Collected data entries:
◆ ◆ ◆ ◆

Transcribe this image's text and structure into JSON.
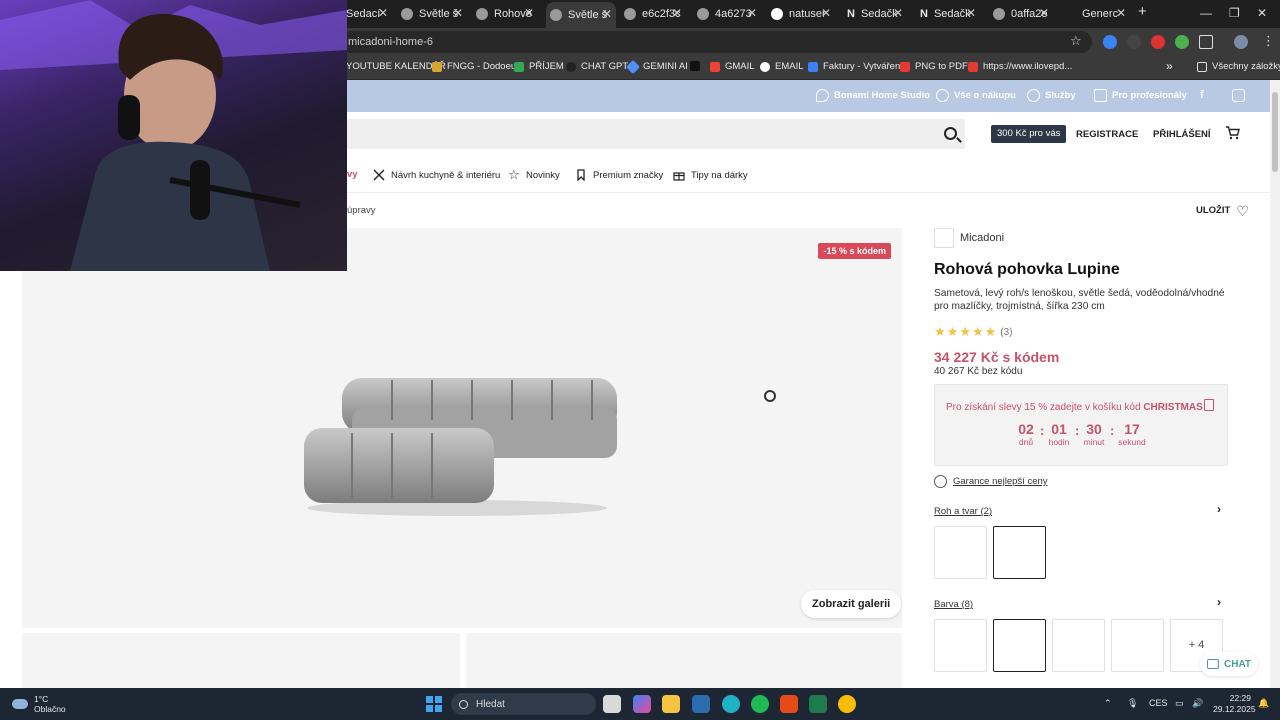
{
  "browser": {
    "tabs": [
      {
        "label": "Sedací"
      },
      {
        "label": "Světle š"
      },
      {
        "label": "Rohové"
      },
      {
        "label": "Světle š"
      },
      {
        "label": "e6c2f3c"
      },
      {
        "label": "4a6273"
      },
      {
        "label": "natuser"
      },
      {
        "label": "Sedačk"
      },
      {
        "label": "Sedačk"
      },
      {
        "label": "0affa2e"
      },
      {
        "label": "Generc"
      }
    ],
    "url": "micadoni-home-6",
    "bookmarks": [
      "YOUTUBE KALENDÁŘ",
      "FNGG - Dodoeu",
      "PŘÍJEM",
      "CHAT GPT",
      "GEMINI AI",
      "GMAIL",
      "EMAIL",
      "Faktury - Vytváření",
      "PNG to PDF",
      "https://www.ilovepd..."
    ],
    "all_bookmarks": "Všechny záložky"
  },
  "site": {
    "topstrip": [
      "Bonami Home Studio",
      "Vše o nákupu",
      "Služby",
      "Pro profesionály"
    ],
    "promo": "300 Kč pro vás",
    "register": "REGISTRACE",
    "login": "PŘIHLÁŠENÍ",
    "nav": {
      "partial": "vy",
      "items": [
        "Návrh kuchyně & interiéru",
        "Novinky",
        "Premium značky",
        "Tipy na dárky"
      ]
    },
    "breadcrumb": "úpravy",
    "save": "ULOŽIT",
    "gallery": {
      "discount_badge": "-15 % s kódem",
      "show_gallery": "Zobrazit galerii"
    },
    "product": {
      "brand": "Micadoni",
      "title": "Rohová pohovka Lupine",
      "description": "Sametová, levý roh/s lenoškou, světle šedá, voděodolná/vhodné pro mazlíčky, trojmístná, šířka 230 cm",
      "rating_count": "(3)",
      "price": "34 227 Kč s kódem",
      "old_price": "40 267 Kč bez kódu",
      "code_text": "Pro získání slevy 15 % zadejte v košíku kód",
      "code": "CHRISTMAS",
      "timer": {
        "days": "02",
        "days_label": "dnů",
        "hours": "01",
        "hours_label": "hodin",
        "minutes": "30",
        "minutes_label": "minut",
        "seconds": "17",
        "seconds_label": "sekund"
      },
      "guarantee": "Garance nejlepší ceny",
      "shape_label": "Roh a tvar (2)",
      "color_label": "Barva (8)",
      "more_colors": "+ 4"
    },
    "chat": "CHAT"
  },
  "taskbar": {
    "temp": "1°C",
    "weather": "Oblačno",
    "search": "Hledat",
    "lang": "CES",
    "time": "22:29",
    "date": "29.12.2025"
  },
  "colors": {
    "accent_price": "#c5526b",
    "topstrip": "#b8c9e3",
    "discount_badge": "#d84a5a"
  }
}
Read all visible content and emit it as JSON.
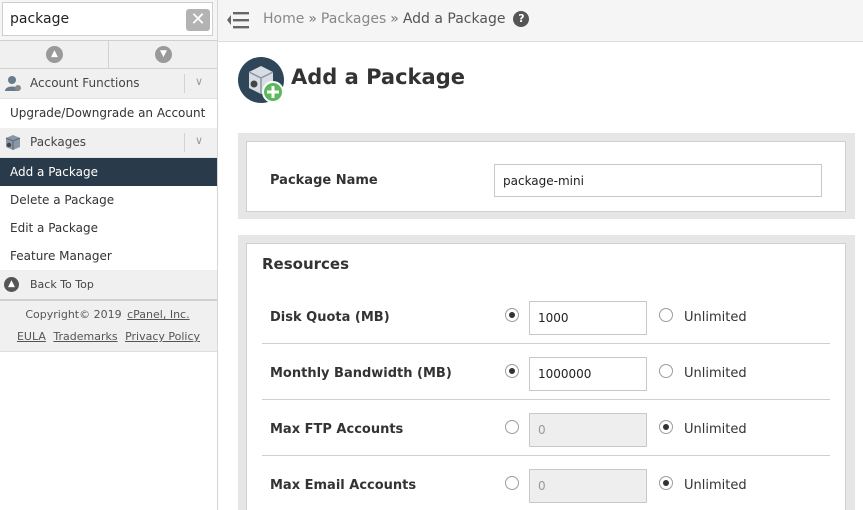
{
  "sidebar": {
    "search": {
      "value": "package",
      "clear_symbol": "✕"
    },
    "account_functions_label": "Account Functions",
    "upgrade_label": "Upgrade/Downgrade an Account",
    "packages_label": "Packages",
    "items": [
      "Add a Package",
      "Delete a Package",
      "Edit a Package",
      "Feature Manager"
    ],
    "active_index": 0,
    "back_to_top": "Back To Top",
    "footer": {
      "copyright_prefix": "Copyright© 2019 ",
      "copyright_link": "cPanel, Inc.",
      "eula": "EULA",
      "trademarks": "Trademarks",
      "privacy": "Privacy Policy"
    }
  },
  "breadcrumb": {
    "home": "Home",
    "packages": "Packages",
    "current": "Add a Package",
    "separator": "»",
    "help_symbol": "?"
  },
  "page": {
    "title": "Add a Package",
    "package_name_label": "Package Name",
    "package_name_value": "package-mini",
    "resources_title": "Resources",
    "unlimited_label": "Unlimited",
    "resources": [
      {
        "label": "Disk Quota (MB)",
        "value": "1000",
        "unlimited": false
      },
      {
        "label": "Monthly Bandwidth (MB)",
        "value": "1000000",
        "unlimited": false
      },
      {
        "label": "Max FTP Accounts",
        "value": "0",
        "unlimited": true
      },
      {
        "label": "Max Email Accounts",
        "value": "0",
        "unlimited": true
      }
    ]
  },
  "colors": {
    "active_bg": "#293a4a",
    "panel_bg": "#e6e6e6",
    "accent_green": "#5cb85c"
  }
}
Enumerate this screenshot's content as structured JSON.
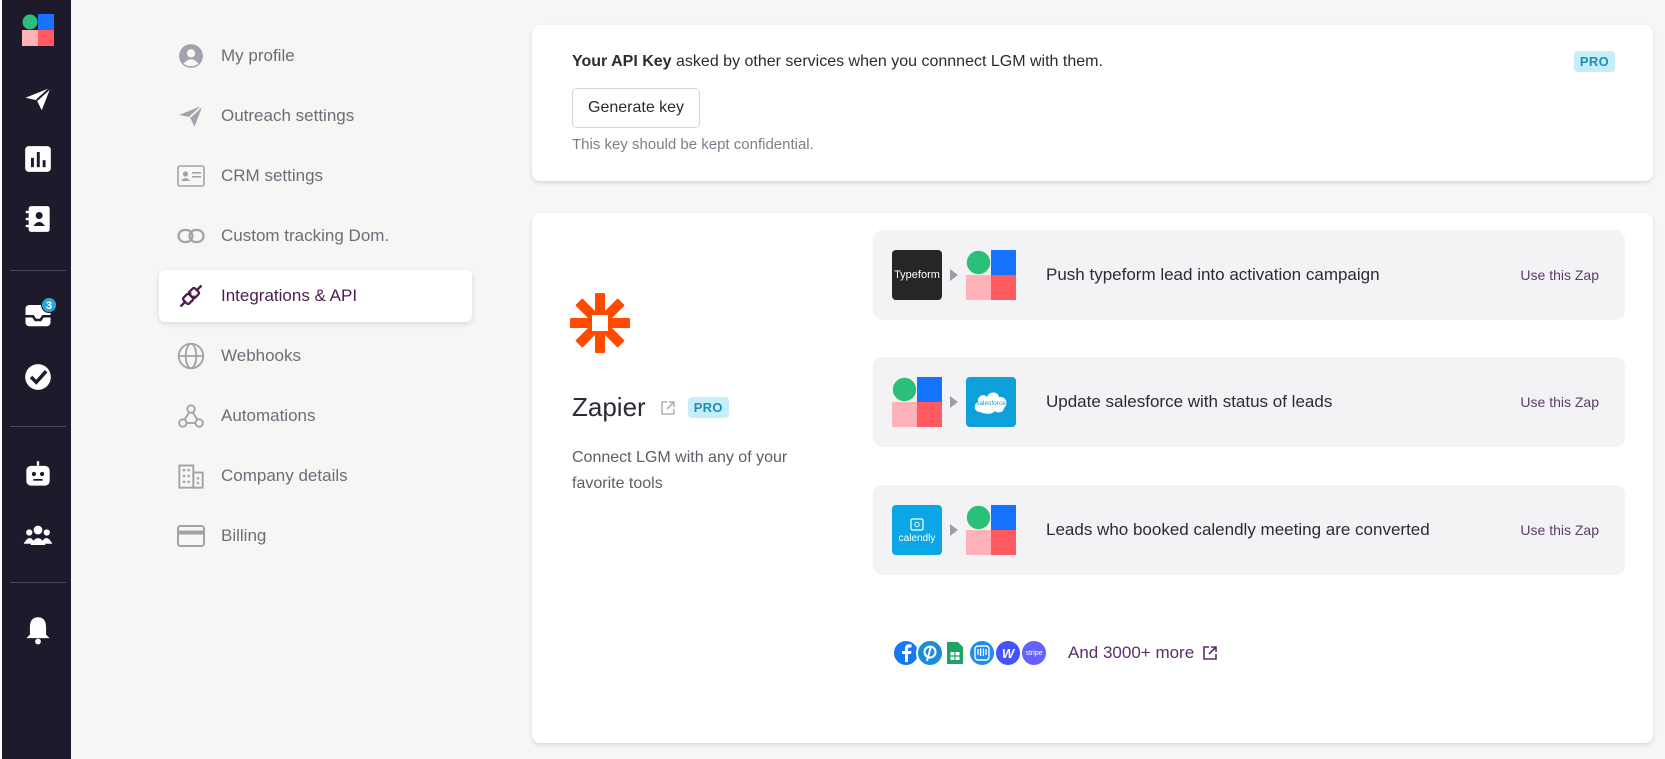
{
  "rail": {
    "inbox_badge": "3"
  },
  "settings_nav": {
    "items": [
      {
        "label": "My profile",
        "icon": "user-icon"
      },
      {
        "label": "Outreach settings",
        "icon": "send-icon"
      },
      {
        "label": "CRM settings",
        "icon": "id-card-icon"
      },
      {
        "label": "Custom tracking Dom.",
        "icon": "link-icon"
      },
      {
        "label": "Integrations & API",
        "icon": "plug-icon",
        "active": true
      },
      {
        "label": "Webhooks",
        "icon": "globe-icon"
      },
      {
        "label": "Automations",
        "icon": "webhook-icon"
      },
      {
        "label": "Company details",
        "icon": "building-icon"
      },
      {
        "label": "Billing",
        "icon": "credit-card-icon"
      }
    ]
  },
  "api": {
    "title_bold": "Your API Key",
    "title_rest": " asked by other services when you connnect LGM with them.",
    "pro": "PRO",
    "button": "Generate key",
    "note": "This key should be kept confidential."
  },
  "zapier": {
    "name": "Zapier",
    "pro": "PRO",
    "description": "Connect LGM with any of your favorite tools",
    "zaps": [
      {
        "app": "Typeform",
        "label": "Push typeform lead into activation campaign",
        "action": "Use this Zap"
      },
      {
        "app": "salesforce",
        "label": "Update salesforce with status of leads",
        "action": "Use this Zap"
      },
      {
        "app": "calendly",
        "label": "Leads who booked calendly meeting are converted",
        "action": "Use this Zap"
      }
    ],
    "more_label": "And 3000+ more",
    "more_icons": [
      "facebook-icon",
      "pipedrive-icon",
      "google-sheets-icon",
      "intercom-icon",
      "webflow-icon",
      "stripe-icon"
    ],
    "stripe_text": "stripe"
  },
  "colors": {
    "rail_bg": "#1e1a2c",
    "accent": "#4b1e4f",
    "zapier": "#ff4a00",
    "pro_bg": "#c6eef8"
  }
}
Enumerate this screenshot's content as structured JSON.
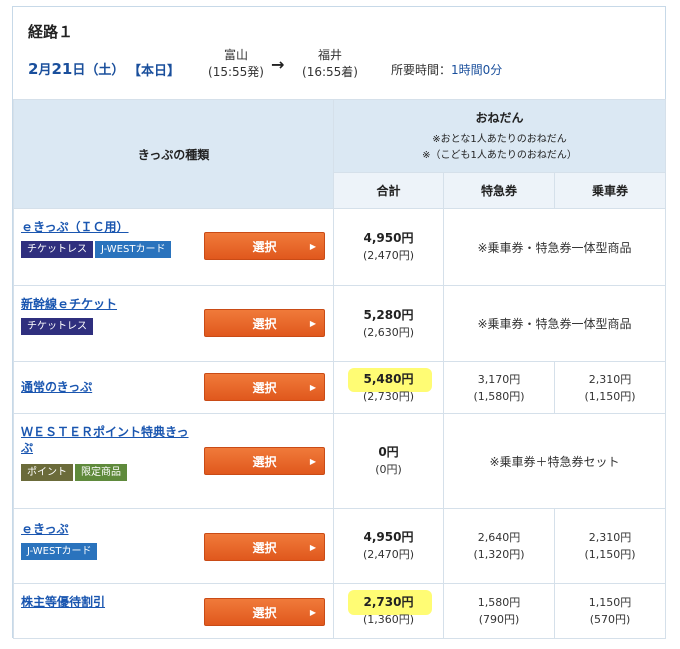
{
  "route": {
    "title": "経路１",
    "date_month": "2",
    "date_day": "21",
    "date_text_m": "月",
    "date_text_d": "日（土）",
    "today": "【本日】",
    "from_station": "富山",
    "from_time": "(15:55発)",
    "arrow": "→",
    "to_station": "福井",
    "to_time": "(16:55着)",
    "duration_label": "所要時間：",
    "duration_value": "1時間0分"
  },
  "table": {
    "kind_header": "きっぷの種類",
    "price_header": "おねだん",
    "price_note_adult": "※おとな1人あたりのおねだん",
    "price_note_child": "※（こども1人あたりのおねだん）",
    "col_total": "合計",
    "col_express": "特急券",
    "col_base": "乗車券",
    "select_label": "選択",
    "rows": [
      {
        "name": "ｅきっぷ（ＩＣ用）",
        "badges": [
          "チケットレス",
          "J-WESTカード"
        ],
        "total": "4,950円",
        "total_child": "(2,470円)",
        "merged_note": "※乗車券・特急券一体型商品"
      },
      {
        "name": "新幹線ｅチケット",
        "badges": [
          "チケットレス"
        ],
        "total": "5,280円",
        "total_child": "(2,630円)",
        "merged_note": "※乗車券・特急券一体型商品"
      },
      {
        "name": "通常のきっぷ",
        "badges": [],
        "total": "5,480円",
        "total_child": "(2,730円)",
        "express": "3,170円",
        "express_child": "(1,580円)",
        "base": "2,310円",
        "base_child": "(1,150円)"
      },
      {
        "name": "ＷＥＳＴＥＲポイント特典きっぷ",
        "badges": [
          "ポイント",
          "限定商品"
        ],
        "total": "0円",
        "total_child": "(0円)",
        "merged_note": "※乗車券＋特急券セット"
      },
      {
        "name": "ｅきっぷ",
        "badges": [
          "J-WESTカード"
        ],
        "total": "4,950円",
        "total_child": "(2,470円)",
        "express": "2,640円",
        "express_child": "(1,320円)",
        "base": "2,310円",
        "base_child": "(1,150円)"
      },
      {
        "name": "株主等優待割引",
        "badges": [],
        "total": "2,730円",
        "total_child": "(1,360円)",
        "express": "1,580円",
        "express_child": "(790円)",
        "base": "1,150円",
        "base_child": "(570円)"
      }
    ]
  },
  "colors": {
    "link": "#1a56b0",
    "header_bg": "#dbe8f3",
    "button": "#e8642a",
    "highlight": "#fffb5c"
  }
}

◆ ◆ ◆ ◆

## What is needed
Find every line containing the word "card", then give the total and nothing more.

## Answer to this task
2